• INSTRUÇÃO:
Resuma em duas frases a publicação sobre o teste beta da Ecowitt.

# Oferta para participar num teste beta da Ecowitt.



## Toby (10 Nov 2021 às 20:32)

Boa noite a todos,

Como sabem, sou membro da associação italiana MeteoNetwork.
Participo nos testes da Ecowitt, estou encarregue de encontrar outros testadores em Portugal.
Ecowitt vai lançar um novo produto:* Ecowitt- WS90 AIO station.*








Mauro Serenello (MeteoNetwork) organiza o teste em Itália, Alemanha, Reino Unido e França e pede-me que tente alargar a participação portuguesa.
Estou satisfeito com este pedido, que será benéfico para todos.
As estações de teste são enviadas gratuitamente.

*Há algumas condições para participar:*
- Os relatórios devem ser escritos em inglês (com Deepl, estou a ir bem)
- É necessário ter uma estação meteorológica devidamente montada.

• DADOS FORNECIDOS:

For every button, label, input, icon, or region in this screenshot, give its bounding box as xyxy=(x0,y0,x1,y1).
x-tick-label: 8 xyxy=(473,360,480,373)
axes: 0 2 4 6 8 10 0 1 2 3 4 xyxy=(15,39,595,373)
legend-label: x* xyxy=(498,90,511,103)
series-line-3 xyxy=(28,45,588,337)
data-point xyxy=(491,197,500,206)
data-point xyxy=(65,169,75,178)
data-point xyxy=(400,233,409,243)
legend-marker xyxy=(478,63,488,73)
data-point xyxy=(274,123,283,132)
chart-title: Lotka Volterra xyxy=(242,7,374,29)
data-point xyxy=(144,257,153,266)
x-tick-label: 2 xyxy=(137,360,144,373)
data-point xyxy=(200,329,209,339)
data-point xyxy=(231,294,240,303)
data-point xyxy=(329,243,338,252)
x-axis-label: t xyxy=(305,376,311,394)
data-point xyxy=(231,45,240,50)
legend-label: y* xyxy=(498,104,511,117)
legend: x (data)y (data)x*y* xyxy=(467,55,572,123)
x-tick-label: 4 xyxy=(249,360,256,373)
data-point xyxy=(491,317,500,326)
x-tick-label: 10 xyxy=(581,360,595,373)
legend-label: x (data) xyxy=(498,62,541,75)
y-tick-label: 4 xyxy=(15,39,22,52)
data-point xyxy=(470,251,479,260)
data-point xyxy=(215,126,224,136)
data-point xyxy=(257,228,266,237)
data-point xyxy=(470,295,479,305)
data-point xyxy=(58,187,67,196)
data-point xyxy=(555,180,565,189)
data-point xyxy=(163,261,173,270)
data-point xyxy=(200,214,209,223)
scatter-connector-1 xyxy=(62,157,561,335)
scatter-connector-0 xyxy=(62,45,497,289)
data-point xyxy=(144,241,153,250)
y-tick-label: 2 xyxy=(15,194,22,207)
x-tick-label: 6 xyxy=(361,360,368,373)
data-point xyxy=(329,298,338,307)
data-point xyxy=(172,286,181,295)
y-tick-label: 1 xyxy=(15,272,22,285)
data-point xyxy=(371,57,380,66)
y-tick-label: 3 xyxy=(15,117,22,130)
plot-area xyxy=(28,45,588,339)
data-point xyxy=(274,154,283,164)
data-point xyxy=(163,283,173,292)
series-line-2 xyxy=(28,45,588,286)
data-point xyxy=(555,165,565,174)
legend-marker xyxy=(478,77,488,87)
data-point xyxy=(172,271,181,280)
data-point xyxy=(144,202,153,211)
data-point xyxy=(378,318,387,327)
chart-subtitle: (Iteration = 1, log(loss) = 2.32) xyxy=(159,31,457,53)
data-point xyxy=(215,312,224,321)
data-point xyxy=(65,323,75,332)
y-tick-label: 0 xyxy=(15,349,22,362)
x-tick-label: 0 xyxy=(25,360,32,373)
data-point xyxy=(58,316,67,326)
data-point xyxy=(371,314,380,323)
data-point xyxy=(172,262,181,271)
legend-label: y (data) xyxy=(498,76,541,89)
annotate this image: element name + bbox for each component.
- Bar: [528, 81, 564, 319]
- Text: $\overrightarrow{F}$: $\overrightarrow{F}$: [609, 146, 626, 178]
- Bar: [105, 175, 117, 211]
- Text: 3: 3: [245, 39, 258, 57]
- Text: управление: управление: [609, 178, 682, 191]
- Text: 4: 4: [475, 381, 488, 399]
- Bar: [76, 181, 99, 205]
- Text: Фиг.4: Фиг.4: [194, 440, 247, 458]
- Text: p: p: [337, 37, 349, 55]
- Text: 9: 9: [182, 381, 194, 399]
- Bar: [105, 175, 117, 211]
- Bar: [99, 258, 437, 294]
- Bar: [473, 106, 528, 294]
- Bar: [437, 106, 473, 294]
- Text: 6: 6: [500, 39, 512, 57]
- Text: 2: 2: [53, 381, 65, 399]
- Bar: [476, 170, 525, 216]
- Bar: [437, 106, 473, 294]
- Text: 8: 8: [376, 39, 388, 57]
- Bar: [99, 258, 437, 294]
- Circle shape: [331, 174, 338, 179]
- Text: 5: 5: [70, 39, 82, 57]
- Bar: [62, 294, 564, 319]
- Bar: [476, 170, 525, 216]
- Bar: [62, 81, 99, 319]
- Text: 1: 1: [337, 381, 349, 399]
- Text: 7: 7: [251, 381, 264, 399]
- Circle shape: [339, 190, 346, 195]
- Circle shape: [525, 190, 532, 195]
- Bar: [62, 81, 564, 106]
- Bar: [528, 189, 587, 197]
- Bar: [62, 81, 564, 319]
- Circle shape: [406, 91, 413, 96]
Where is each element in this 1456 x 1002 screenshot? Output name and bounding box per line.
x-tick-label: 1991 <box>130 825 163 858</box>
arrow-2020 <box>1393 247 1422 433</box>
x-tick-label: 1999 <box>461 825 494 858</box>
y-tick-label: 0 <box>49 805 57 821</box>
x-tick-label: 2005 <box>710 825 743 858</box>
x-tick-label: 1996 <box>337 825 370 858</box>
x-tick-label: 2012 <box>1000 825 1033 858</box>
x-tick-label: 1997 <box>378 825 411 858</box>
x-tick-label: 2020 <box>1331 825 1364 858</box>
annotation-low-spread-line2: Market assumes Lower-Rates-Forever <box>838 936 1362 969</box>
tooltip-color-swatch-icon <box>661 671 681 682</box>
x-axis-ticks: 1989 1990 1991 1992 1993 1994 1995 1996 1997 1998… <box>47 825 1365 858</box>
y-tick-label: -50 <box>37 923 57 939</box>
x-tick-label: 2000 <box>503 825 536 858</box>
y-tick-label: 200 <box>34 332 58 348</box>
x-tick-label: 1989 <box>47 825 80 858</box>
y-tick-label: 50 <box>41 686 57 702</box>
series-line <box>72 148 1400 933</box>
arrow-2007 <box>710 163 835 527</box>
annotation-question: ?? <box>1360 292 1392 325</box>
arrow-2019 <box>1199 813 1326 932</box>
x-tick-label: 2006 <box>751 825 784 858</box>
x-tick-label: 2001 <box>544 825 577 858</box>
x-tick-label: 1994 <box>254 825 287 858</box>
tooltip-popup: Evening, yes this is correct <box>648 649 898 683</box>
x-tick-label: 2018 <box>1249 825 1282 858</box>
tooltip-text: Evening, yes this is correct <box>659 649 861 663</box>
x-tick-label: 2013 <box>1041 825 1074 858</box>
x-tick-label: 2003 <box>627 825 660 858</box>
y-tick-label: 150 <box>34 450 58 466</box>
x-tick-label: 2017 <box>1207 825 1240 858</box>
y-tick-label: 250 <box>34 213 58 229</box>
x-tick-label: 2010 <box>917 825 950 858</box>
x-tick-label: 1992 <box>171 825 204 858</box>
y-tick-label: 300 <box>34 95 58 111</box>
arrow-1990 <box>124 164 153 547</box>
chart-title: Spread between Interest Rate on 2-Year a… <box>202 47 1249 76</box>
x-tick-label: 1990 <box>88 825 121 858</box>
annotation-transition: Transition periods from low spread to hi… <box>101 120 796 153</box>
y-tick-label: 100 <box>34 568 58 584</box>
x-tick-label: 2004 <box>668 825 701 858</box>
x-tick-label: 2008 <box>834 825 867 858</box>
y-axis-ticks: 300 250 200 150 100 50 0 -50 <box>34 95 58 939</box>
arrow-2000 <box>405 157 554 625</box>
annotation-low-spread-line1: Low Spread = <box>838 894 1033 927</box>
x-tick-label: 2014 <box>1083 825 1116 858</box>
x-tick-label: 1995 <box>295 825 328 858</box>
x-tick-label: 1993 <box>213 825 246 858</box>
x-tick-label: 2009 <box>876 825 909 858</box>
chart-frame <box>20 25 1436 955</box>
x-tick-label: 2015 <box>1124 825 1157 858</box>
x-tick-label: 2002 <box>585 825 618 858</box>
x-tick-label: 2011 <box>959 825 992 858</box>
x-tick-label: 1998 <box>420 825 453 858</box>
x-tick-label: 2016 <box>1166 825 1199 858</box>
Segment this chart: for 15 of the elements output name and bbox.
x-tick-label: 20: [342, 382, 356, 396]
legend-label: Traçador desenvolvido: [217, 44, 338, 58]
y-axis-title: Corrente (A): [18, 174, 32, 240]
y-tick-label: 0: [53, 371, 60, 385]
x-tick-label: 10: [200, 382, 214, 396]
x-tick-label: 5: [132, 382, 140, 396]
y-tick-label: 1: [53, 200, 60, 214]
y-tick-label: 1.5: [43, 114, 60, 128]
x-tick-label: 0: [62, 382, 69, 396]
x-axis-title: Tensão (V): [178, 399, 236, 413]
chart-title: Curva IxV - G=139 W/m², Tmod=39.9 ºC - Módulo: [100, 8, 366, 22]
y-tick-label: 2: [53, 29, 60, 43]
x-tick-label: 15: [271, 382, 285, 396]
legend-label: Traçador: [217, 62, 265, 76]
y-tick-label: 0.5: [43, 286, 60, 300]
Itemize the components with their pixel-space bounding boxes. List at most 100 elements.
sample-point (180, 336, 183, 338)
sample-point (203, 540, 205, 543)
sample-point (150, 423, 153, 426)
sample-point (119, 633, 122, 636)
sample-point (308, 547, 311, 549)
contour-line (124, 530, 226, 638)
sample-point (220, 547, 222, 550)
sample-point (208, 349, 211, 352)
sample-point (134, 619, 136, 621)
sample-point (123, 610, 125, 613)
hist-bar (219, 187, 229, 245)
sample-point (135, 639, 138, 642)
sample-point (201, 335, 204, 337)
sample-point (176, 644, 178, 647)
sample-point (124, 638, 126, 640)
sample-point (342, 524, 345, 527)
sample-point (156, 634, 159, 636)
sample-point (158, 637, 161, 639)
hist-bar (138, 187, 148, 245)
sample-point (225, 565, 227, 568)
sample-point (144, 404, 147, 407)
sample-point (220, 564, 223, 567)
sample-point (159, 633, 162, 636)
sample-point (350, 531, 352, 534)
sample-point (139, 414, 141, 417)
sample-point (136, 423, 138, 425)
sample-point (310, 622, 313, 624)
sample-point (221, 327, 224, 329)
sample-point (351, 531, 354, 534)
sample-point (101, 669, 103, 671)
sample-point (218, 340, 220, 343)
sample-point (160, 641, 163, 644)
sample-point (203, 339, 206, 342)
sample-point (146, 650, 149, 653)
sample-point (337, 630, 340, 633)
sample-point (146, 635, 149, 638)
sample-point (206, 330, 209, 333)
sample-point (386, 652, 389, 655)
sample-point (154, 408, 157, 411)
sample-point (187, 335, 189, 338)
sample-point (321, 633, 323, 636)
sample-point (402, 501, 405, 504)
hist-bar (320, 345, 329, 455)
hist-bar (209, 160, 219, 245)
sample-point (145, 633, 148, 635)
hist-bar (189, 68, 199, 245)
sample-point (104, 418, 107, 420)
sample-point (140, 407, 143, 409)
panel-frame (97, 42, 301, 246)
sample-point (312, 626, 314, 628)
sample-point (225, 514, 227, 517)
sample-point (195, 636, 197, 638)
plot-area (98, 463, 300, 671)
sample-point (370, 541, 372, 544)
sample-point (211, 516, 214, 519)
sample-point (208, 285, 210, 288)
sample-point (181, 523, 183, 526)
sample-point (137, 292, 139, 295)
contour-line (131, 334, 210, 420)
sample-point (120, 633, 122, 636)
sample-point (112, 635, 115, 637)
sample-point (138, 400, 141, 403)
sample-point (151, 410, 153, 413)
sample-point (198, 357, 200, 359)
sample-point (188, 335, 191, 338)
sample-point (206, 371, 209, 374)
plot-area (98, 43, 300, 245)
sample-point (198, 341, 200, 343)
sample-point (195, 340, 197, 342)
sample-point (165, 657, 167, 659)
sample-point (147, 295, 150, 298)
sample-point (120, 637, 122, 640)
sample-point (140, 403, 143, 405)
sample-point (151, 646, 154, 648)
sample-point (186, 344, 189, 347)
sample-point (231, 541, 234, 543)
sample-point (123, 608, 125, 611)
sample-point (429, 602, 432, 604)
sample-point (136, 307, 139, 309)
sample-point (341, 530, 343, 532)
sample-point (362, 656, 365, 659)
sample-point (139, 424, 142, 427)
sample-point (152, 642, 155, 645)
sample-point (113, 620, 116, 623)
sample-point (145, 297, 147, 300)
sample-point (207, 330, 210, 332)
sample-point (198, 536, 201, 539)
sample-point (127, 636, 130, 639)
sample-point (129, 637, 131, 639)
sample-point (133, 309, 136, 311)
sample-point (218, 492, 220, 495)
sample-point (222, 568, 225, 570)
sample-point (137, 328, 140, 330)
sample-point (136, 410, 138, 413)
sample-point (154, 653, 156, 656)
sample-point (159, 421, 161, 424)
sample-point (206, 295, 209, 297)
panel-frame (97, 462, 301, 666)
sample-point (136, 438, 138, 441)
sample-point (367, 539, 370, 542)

• RESPOSTA:
Toby, membro da associação italiana MeteoNetwork, procura testadores em Portugal para o novo produto da Ecowitt, a estação WS90 AIO, e as estações de teste são enviadas gratuitamente. Para participar, é preciso escrever os relatórios em inglês e ter uma estação meteorológica devidamente montada.